**Written task**
State how many lines in the listing below include the word "meslée". Give nothing but the number.

____________

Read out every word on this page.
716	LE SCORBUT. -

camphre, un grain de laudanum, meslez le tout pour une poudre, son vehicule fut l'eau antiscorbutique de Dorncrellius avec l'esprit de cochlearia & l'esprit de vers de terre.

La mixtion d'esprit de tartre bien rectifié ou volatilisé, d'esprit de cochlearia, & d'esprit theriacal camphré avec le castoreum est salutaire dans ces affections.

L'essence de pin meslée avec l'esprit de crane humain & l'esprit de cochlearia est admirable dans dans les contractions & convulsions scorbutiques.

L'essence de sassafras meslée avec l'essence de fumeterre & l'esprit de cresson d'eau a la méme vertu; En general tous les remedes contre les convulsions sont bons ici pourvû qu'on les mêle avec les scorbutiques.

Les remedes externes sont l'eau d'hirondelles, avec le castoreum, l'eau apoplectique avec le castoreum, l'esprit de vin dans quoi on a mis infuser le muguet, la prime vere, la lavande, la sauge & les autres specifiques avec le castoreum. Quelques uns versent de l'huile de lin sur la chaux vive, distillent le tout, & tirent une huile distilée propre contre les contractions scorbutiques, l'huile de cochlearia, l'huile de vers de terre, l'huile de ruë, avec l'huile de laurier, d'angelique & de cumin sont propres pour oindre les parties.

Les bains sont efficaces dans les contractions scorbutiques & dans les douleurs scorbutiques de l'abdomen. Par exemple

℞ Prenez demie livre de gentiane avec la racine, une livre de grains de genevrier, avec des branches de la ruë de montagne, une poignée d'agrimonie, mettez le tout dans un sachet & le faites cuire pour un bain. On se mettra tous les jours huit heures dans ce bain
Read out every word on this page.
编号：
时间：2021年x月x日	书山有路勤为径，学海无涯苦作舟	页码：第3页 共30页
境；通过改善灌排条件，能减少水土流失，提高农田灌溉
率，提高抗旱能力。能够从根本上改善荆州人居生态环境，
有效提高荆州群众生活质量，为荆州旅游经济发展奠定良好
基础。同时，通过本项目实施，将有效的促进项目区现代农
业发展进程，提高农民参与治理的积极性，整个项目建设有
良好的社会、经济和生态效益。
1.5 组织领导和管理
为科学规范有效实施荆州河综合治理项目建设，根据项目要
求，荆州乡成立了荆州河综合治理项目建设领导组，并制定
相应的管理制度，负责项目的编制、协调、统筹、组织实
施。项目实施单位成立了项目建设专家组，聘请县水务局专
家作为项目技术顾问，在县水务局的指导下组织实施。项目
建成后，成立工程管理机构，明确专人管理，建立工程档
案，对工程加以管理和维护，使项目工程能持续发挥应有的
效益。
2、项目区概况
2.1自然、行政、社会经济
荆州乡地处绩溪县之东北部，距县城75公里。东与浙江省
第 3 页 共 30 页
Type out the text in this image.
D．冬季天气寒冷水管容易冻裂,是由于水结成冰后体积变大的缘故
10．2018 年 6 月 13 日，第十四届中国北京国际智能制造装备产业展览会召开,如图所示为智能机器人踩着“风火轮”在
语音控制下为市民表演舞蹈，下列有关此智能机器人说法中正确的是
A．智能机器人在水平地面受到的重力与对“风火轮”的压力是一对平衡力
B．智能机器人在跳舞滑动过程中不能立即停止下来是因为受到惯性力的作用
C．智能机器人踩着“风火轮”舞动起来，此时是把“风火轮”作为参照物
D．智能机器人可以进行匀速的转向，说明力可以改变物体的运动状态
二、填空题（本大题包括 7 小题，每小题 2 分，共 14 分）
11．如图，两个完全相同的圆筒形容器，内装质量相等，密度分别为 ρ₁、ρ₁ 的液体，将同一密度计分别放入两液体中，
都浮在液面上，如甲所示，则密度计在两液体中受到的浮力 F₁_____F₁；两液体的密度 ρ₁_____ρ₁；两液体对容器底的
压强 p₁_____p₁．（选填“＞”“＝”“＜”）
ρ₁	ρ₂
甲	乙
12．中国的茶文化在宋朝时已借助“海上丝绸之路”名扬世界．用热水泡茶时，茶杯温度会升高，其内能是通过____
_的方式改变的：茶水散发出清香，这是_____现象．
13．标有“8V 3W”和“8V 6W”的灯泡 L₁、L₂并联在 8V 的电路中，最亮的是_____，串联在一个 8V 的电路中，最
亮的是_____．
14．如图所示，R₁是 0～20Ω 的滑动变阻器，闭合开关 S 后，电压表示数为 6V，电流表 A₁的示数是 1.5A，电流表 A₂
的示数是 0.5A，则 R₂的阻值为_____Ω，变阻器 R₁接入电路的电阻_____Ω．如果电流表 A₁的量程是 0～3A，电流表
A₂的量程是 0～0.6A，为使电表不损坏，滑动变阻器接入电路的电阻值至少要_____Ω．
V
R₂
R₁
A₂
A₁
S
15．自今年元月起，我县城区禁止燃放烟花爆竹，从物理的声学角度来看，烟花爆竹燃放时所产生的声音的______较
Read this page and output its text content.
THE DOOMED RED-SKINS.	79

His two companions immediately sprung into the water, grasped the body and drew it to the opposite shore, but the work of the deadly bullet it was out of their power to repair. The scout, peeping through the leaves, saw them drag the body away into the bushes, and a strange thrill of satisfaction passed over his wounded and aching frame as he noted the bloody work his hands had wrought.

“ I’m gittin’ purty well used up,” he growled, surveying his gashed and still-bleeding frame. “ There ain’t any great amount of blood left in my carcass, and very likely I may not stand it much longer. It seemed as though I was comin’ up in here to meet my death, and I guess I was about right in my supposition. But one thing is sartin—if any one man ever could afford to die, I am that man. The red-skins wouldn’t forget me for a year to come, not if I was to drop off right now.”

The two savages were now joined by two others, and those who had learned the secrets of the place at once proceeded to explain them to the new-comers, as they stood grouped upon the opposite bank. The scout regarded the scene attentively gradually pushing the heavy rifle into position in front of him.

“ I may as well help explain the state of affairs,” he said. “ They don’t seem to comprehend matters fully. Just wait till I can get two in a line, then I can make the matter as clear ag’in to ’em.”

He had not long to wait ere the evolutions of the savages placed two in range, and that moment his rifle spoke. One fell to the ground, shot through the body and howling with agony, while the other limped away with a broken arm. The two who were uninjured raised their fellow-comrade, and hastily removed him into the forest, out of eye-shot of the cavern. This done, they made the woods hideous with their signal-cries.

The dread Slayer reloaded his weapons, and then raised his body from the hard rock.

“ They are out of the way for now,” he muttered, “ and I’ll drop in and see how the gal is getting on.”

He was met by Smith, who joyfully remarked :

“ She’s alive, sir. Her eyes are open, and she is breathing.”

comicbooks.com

____________

**The reply**
2